## WHAT YOU HAVE TO DO
Below are records to repeat exactly. Omit the pictures from the copy.

(Saved entries)

##############################

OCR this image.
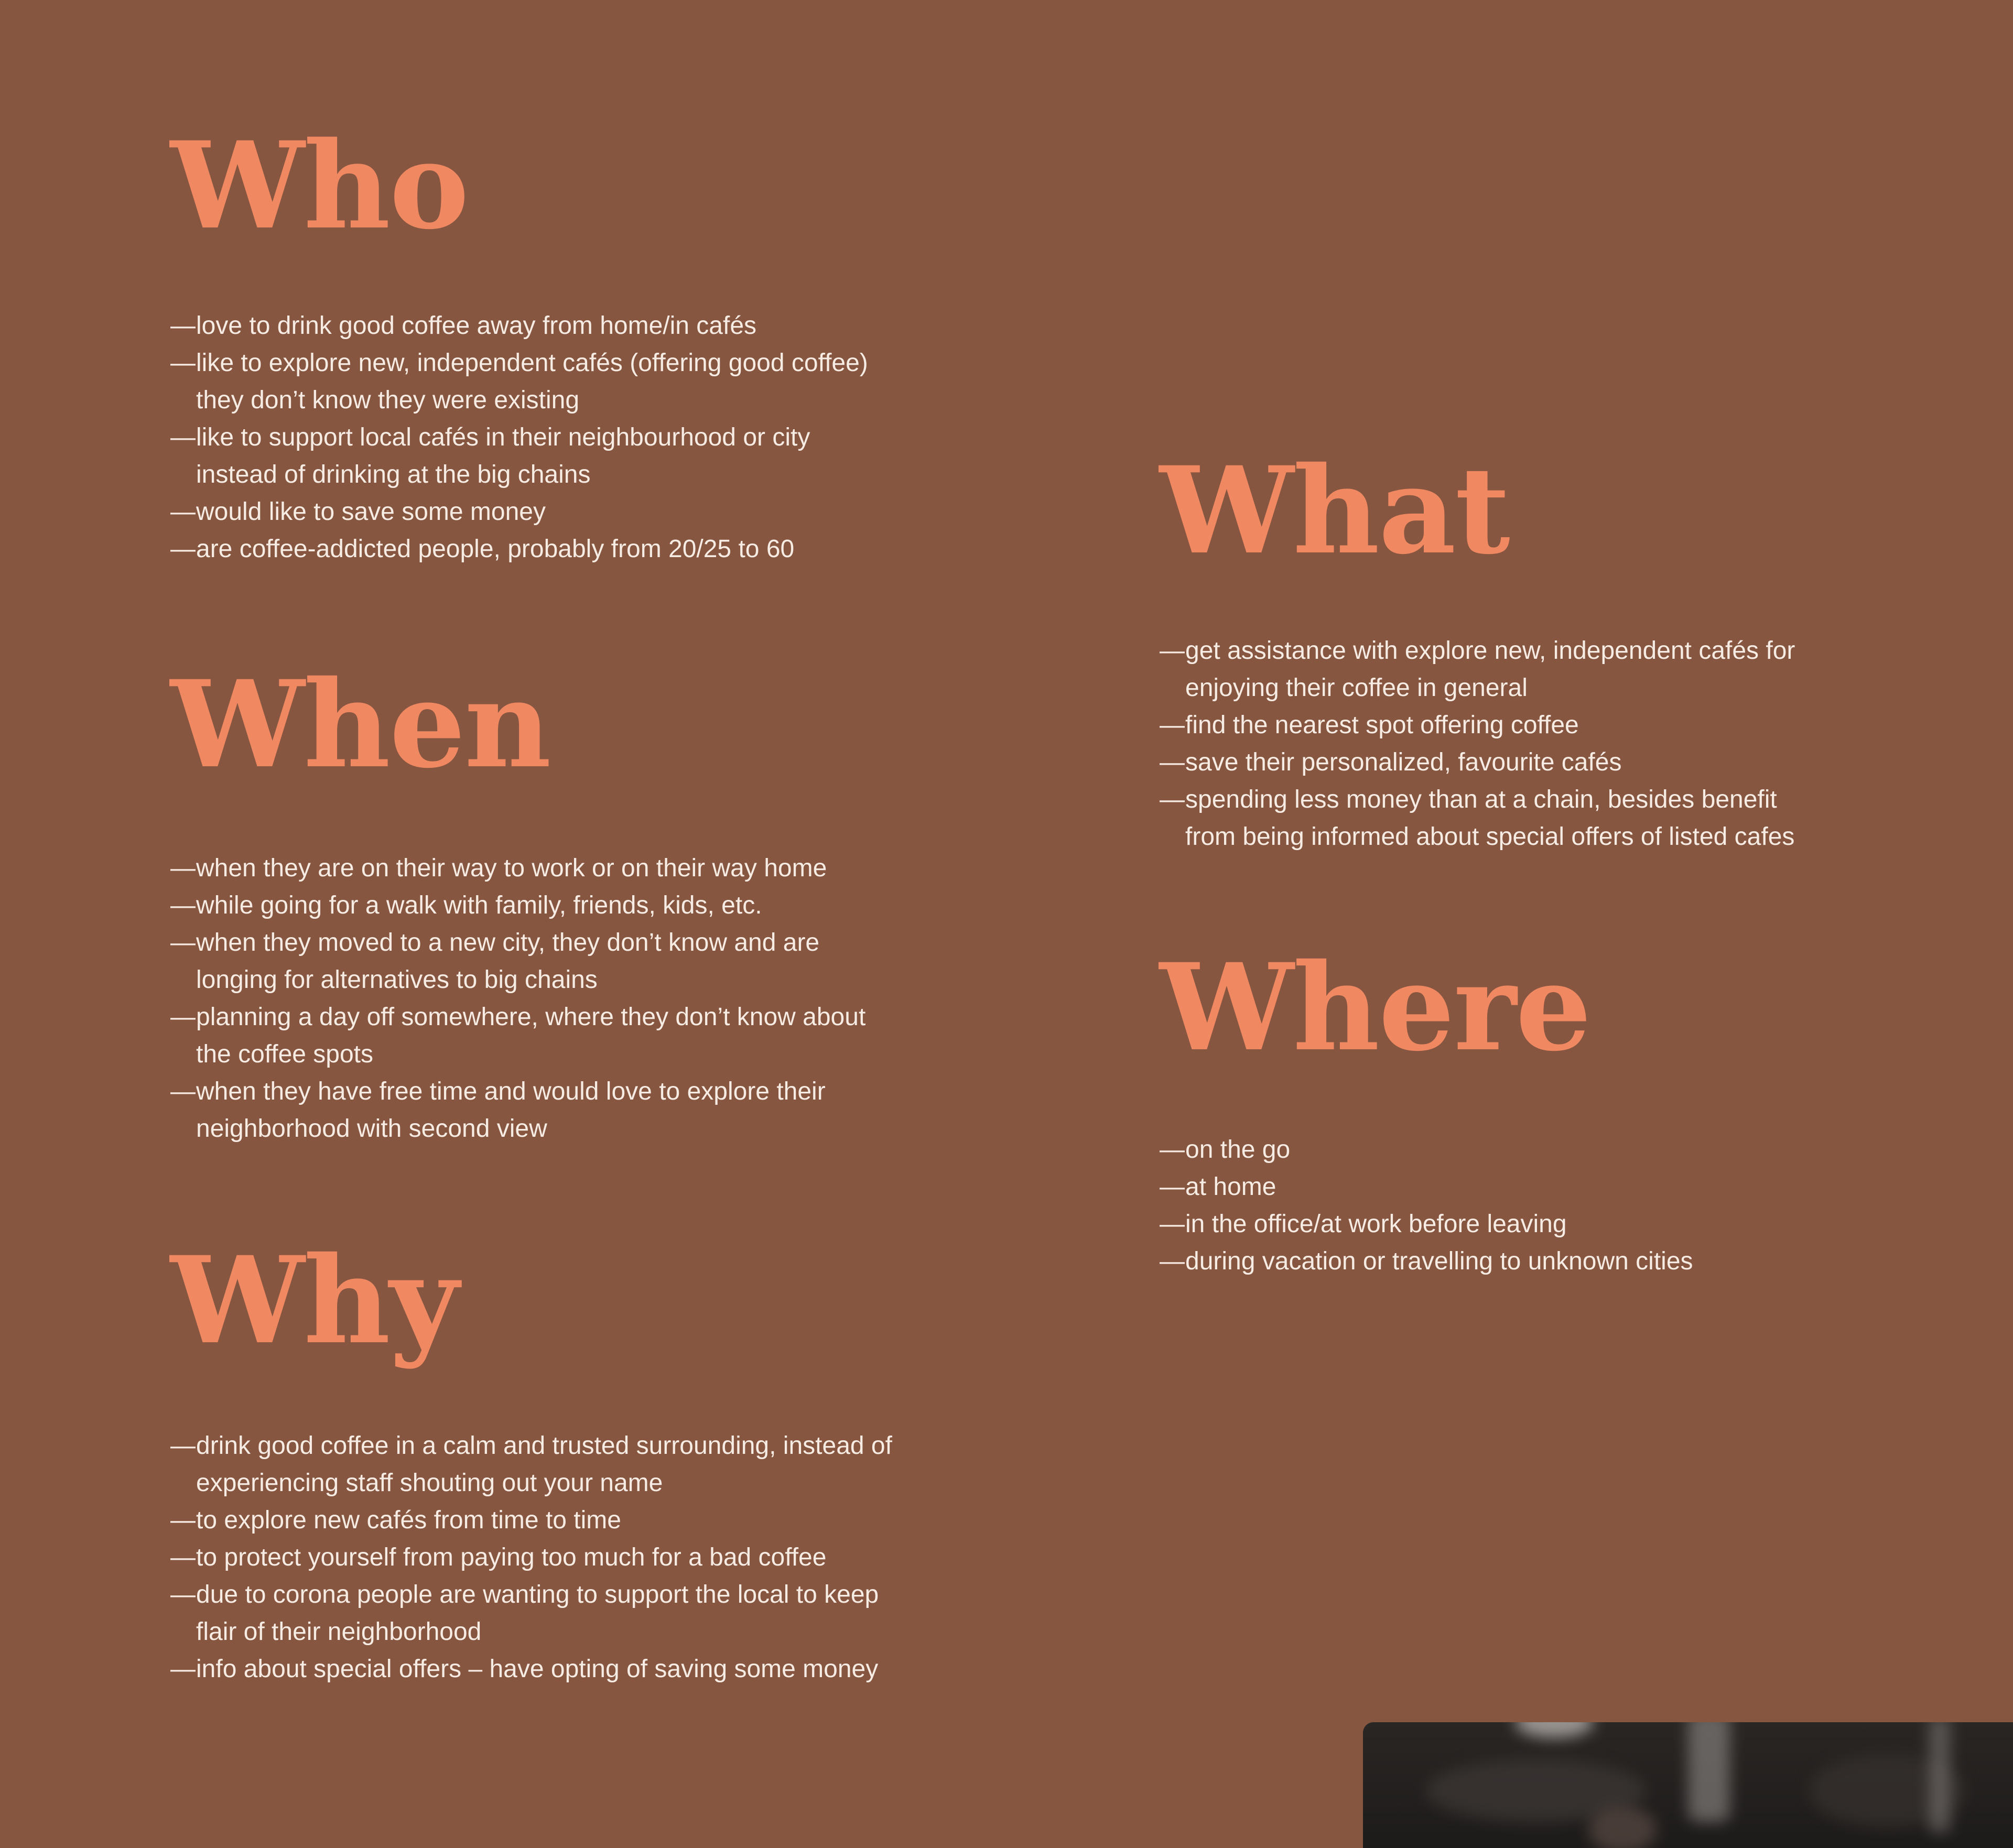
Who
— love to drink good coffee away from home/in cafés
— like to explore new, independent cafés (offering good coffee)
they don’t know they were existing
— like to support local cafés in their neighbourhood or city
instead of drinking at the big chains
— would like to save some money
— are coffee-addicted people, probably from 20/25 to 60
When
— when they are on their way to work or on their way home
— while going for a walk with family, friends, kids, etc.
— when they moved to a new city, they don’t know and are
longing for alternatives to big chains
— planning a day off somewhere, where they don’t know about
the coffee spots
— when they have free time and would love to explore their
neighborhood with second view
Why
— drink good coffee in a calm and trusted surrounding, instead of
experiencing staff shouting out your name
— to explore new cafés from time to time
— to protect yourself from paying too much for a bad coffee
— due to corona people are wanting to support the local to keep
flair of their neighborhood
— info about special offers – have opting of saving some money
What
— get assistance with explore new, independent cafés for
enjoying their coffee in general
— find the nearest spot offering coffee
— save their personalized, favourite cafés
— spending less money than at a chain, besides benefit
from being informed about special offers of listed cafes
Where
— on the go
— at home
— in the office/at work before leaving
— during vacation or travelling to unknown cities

##############################

## EXERCISE SOLUTION
OCR this image.
Who
— love to drink good coffee away from home/in cafés
— like to explore new, independent cafés (offering good coffee)
they don’t know they were existing
— like to support local cafés in their neighbourhood or city
instead of drinking at the big chains
— would like to save some money
— are coffee-addicted people, probably from 20/25 to 60
When
— when they are on their way to work or on their way home
— while going for a walk with family, friends, kids, etc.
— when they moved to a new city, they don’t know and are
longing for alternatives to big chains
— planning a day off somewhere, where they don’t know about
the coffee spots
— when they have free time and would love to explore their
neighborhood with second view
Why
— drink good coffee in a calm and trusted surrounding, instead of
experiencing staff shouting out your name
— to explore new cafés from time to time
— to protect yourself from paying too much for a bad coffee
— due to corona people are wanting to support the local to keep
flair of their neighborhood
— info about special offers – have opting of saving some money
What
— get assistance with explore new, independent cafés for
enjoying their coffee in general
— find the nearest spot offering coffee
— save their personalized, favourite cafés
— spending less money than at a chain, besides benefit
from being informed about special offers of listed cafes
Where
— on the go
— at home
— in the office/at work before leaving
— during vacation or travelling to unknown cities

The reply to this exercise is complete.